* What this task involves *
Scan the data. Collect each line that contains the word "JSON".
#####
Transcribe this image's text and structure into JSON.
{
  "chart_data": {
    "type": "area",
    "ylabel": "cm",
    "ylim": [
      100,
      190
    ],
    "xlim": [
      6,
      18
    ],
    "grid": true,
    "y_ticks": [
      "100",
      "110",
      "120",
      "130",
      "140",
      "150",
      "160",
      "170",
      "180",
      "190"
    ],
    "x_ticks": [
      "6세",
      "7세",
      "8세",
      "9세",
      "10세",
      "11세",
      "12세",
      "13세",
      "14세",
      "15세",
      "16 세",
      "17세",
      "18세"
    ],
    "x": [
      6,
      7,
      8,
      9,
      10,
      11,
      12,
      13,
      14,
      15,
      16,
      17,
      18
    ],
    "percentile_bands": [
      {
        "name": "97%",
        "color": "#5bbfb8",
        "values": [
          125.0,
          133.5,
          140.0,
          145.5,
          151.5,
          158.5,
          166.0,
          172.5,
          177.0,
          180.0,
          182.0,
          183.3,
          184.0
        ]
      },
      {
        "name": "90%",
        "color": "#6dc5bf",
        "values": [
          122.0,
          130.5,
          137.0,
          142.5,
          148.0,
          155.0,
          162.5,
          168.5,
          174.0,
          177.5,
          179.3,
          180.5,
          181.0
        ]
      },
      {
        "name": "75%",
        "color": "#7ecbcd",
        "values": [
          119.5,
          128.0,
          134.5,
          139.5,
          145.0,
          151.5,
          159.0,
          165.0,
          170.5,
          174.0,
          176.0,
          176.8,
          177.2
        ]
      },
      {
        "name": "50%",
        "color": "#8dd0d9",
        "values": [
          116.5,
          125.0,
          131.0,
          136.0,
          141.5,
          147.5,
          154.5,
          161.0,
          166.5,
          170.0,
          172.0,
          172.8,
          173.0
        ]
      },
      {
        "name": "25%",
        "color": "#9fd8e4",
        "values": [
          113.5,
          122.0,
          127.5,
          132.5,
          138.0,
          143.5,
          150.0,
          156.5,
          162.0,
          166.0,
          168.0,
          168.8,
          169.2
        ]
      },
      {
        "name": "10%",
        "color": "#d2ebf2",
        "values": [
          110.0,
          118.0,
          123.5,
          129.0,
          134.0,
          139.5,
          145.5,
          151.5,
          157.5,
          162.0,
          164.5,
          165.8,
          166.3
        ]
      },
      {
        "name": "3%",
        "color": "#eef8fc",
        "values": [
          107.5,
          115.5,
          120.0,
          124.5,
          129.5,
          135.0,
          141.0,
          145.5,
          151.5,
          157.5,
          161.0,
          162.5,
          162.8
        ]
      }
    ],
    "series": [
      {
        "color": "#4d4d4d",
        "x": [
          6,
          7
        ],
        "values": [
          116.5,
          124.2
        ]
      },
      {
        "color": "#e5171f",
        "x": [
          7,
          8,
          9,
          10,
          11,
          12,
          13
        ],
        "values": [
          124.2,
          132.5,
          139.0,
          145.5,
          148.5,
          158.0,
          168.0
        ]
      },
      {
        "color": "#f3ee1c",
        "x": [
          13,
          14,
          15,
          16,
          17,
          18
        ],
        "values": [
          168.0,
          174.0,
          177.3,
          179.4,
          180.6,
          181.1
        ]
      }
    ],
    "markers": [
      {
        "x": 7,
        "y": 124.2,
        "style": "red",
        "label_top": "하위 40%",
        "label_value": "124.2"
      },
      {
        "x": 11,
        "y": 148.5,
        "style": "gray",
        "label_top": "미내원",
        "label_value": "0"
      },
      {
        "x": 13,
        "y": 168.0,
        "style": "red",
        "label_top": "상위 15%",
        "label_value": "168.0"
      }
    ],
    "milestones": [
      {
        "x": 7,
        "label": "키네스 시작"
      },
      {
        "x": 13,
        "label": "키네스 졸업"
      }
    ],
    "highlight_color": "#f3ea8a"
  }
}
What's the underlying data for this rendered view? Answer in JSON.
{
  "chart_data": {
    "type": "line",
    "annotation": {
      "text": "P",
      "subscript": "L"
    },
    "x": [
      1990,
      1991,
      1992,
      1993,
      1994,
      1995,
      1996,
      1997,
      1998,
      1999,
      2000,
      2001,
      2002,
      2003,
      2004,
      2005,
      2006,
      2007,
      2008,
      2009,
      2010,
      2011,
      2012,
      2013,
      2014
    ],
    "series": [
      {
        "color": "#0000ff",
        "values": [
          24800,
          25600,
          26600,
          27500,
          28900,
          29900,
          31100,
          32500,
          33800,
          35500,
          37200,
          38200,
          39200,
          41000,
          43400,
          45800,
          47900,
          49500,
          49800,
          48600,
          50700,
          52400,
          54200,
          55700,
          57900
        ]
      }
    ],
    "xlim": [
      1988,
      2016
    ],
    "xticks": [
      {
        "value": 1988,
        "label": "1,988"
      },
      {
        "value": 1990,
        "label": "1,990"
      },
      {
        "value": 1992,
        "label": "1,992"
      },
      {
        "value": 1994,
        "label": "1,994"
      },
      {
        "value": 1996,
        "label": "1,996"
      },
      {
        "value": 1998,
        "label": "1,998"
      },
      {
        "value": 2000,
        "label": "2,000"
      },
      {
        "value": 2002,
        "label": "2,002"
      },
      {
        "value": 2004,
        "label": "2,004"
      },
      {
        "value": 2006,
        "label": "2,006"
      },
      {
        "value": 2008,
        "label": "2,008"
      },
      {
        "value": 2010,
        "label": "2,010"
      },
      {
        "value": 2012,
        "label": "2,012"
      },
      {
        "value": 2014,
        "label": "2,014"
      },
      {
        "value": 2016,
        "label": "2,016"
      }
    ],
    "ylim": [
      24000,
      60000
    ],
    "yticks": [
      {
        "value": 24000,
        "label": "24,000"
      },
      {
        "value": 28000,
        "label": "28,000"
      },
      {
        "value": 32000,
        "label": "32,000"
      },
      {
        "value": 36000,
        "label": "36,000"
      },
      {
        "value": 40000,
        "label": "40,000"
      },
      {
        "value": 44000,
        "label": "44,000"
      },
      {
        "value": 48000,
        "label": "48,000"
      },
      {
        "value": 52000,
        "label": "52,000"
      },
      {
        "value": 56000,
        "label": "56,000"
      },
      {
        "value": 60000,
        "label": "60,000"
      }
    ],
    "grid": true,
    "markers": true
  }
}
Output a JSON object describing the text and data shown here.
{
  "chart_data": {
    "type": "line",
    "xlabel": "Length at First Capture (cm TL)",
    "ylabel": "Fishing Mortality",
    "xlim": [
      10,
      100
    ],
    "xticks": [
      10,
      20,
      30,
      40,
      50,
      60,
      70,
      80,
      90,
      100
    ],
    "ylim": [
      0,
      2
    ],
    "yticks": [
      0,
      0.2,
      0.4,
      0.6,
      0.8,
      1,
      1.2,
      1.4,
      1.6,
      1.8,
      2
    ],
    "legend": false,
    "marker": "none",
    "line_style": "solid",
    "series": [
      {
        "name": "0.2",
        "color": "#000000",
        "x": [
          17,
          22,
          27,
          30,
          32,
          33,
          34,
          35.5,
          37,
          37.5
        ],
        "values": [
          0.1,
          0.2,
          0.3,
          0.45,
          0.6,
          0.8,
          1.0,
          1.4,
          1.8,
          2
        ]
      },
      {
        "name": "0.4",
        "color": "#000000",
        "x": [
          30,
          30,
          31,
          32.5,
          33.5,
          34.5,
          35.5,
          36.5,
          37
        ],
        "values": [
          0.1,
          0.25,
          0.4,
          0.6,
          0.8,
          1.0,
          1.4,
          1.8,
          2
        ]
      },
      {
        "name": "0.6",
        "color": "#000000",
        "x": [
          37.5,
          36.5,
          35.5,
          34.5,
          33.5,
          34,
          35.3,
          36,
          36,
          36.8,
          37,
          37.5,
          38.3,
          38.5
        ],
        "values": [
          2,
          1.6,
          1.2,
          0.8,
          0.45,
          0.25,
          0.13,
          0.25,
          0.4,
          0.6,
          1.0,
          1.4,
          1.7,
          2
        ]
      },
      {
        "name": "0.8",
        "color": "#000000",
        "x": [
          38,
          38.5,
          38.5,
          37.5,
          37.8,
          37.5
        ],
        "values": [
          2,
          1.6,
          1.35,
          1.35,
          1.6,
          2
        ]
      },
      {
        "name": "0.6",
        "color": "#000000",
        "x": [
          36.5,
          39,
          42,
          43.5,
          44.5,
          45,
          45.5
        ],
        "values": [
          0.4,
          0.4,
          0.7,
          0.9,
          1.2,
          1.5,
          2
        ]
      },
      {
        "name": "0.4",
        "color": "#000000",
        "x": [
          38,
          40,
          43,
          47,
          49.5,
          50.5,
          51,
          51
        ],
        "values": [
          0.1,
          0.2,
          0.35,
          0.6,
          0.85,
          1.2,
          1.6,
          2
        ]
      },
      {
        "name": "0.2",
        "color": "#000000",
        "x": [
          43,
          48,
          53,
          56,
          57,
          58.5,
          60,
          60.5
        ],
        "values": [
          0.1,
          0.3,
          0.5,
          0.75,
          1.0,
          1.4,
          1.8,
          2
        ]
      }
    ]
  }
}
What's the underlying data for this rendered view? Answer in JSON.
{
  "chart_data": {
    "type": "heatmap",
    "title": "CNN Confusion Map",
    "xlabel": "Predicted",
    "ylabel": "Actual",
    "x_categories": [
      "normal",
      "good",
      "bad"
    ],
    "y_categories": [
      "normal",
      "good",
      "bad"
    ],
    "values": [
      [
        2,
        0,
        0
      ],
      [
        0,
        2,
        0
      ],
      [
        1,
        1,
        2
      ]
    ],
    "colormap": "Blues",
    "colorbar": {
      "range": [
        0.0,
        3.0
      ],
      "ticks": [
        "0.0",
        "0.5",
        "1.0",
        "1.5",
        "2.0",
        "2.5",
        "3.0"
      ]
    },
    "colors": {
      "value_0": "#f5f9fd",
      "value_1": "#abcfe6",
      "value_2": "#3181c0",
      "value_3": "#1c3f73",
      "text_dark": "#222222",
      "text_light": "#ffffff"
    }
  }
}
#####
* Result of the exercise *
Transcribe this image's text and structure into JSON.
What's the underlying data for this rendered view? Answer in JSON.
Output a JSON object describing the text and data shown here.
What's the underlying data for this rendered view? Answer in JSON.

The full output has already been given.